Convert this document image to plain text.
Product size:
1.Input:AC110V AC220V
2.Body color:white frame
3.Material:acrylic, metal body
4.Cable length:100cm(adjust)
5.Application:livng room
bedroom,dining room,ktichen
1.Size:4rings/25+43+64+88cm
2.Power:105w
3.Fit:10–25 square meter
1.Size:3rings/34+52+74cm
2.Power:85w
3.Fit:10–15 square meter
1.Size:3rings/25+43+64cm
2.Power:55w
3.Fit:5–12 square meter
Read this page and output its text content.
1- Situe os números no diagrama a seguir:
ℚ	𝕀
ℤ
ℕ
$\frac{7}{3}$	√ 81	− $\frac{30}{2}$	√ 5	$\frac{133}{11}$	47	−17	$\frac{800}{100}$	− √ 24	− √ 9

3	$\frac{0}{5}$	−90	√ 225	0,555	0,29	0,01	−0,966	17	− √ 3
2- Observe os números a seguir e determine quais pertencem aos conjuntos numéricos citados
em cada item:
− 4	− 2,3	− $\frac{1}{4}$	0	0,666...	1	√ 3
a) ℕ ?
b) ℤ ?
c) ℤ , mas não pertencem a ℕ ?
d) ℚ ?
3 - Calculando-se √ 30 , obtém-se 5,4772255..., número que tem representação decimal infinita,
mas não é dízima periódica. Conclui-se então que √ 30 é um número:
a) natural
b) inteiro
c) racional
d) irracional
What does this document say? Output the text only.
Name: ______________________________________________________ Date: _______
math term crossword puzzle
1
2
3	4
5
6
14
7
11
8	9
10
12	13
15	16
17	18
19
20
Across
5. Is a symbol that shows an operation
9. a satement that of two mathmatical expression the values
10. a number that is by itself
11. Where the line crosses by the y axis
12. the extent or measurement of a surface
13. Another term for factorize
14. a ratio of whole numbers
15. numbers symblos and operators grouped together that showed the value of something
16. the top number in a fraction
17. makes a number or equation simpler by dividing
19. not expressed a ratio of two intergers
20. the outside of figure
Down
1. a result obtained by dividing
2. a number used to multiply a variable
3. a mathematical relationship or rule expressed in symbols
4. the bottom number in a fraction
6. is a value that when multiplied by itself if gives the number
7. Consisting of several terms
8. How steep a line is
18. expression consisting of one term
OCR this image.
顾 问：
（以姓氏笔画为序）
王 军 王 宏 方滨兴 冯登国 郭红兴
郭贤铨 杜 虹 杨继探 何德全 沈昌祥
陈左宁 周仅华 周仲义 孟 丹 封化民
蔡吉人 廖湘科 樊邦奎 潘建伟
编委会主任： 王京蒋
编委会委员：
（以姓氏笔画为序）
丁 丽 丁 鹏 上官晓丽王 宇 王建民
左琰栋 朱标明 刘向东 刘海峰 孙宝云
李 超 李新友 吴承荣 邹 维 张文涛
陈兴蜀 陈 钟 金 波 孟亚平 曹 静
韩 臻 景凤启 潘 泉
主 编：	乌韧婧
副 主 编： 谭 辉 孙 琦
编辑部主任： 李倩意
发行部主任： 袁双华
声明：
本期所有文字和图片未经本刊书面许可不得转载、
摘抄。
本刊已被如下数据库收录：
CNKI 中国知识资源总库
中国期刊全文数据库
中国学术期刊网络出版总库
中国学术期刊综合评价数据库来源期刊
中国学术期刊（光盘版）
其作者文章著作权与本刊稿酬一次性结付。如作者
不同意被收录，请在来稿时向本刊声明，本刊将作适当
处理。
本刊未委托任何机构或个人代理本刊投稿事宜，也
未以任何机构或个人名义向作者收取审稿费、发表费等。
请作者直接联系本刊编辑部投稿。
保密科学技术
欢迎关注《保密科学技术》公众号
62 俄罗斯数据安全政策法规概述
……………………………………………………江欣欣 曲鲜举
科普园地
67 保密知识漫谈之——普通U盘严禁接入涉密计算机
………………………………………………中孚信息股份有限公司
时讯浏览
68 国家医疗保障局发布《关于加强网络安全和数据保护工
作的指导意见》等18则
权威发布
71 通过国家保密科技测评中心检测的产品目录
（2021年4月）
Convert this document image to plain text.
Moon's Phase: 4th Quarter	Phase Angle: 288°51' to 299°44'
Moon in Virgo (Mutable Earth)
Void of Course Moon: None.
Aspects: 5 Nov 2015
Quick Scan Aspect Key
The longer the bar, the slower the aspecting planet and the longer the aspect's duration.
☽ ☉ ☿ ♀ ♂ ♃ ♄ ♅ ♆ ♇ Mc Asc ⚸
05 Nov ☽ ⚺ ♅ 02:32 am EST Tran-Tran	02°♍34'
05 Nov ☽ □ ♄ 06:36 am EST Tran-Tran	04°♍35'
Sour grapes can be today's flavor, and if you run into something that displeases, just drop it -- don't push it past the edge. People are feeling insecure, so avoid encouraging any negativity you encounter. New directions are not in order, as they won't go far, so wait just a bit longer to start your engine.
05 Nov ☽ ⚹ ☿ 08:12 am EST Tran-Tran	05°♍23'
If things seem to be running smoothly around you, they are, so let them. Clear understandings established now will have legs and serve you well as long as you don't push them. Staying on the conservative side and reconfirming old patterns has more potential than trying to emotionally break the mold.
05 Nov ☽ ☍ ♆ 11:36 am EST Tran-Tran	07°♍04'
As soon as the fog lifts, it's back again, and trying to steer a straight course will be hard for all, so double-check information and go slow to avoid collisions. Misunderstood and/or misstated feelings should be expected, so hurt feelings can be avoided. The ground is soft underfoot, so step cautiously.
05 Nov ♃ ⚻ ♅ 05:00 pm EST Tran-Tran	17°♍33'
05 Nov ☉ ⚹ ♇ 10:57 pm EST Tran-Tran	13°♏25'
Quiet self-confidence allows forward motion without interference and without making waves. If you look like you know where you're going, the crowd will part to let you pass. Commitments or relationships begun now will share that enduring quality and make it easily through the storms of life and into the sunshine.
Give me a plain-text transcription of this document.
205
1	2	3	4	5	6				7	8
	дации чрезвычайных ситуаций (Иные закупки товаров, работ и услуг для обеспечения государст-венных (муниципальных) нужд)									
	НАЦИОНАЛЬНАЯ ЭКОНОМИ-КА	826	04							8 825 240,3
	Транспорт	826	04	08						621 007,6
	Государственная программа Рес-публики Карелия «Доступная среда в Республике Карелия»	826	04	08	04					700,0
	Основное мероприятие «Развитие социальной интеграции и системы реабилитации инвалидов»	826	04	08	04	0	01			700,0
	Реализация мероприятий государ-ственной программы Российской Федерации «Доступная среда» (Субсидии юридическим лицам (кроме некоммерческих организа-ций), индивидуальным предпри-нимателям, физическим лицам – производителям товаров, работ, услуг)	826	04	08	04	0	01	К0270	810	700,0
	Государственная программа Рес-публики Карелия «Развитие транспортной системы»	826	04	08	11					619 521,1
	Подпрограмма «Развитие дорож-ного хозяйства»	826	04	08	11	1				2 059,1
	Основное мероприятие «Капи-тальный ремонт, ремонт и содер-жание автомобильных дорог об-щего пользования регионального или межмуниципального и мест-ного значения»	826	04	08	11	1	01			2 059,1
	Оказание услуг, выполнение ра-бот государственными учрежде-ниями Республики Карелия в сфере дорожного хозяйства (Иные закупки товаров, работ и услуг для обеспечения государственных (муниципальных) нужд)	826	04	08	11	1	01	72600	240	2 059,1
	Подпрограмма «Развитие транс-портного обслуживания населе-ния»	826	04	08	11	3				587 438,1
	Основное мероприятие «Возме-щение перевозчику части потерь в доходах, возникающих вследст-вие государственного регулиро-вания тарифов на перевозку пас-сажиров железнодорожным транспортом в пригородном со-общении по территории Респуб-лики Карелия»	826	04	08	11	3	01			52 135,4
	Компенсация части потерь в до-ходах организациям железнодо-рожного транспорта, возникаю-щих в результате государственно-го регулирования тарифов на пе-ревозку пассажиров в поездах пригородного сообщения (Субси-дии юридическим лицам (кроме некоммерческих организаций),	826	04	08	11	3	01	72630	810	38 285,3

- Brief: List every line above that holds the word "Подпрограмма".

- Written answer:
	Подпрограмма «Развитие дорож-ного хозяйства»	826	04	08	11	1				2 059,1
	Подпрограмма «Развитие транс-портного обслуживания населе-ния»	826	04	08	11	3				587 438,1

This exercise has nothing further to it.